* Instructions to follow
Please output the records below in full, exactly as given, but without the images.

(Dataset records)
════

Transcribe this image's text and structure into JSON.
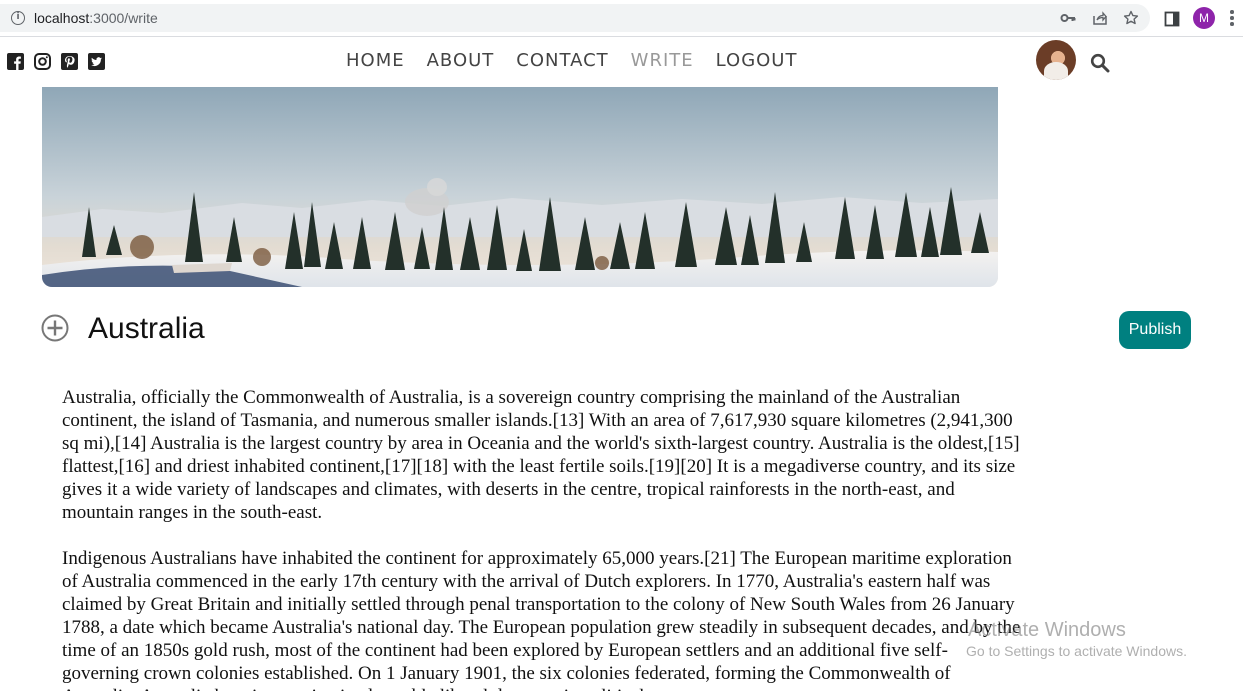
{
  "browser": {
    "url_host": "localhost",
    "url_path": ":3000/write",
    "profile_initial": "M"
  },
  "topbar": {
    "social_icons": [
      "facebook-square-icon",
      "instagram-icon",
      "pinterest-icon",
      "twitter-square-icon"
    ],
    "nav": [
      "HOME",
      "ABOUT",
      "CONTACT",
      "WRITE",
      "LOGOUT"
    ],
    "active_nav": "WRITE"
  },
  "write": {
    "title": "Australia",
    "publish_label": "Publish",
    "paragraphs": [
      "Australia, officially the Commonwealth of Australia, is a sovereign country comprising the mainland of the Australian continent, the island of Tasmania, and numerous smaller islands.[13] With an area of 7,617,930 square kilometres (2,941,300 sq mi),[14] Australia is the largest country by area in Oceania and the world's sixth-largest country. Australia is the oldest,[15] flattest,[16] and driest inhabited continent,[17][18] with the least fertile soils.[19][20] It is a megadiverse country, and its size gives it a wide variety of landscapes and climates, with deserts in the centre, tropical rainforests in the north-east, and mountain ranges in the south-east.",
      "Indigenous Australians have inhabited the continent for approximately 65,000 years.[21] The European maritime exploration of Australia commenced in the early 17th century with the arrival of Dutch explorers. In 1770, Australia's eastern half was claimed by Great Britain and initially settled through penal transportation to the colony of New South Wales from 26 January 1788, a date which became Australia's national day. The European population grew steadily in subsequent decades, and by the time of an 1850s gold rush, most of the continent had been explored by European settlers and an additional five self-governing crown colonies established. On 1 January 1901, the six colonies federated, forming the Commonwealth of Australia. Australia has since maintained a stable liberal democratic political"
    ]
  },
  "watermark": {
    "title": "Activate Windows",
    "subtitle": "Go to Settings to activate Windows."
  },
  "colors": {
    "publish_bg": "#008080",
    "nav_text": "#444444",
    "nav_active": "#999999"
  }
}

════

* Exercise answer
Transcribe this image's text and structure into JSON.
{
  "browser": {
    "url_host": "localhost",
    "url_path": ":3000/write",
    "profile_initial": "M"
  },
  "topbar": {
    "social_icons": [
      "facebook-square-icon",
      "instagram-icon",
      "pinterest-icon",
      "twitter-square-icon"
    ],
    "nav": [
      "HOME",
      "ABOUT",
      "CONTACT",
      "WRITE",
      "LOGOUT"
    ],
    "active_nav": "WRITE"
  },
  "write": {
    "title": "Australia",
    "publish_label": "Publish",
    "paragraphs": [
      "Australia, officially the Commonwealth of Australia, is a sovereign country comprising the mainland of the Australian continent, the island of Tasmania, and numerous smaller islands.[13] With an area of 7,617,930 square kilometres (2,941,300 sq mi),[14] Australia is the largest country by area in Oceania and the world's sixth-largest country. Australia is the oldest,[15] flattest,[16] and driest inhabited continent,[17][18] with the least fertile soils.[19][20] It is a megadiverse country, and its size gives it a wide variety of landscapes and climates, with deserts in the centre, tropical rainforests in the north-east, and mountain ranges in the south-east.",
      "Indigenous Australians have inhabited the continent for approximately 65,000 years.[21] The European maritime exploration of Australia commenced in the early 17th century with the arrival of Dutch explorers. In 1770, Australia's eastern half was claimed by Great Britain and initially settled through penal transportation to the colony of New South Wales from 26 January 1788, a date which became Australia's national day. The European population grew steadily in subsequent decades, and by the time of an 1850s gold rush, most of the continent had been explored by European settlers and an additional five self-governing crown colonies established. On 1 January 1901, the six colonies federated, forming the Commonwealth of Australia. Australia has since maintained a stable liberal democratic political"
    ]
  },
  "watermark": {
    "title": "Activate Windows",
    "subtitle": "Go to Settings to activate Windows."
  },
  "colors": {
    "publish_bg": "#008080",
    "nav_text": "#444444",
    "nav_active": "#999999"
  }
}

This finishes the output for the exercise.